- Passage given -
——
You may have seen whiskey drinkers swirl their glass, raise it to the light, and after careful examination make a declaration about its legs. At first, I thought this meant it was time for the drinker to cease activities and go home to bed, but I soon learnt there was more to it than that. So, what exactly are whiskey legs and what do they tell you about your drink.
Whiskey legs are the droplets that stick to the side of the glass after it’s swirled, which form rivulets as they flow back down into the body of the whiskey. Legs can tell you several things about a whiskey, and bigger, slower moving legs means a higher level of alcohol and a greater number of flavors.
In the rest of this article, I’ll explain the exact cause of whiskey legs and go into more detail about what all the different types can tell you about a whiskey. By the end you’ll be able to assess a whiskey’s legs and make specific predictions about the whiskey itself – and sometimes you’ll even be right.
What Causes Whiskey Legs
As mentioned, whiskey legs (also known as whiskey tears or cathedral windows) are the droplets that stick to the side of the glass after the whiskey has been swirled or the glass tilted and then levelled again. The droplets form trails as they flow back into the rest of the whiskey in the glass.
——
- To do -
Reproduce the stretch of the whiskey legs passage from "In the rest" through "in the glass.", word for word.
——
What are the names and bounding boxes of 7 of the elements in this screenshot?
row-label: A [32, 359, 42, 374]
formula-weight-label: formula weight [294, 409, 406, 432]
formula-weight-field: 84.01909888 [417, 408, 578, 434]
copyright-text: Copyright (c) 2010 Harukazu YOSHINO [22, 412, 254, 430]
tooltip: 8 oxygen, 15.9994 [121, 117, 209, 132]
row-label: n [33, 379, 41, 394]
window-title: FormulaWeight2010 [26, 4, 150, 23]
——
- Problem solution -
In the rest of this article, I’ll explain the exact cause of whiskey legs and go into more detail about what all the different types can tell you about a whiskey. By the end you’ll be able to assess a whiskey’s legs and make specific predictions about the whiskey itself – and sometimes you’ll even be right.
What Causes Whiskey Legs
As mentioned, whiskey legs (also known as whiskey tears or cathedral windows) are the droplets that stick to the side of the glass after the whiskey has been swirled or the glass tilted and then levelled again. The droplets form trails as they flow back into the rest of the whiskey in the glass.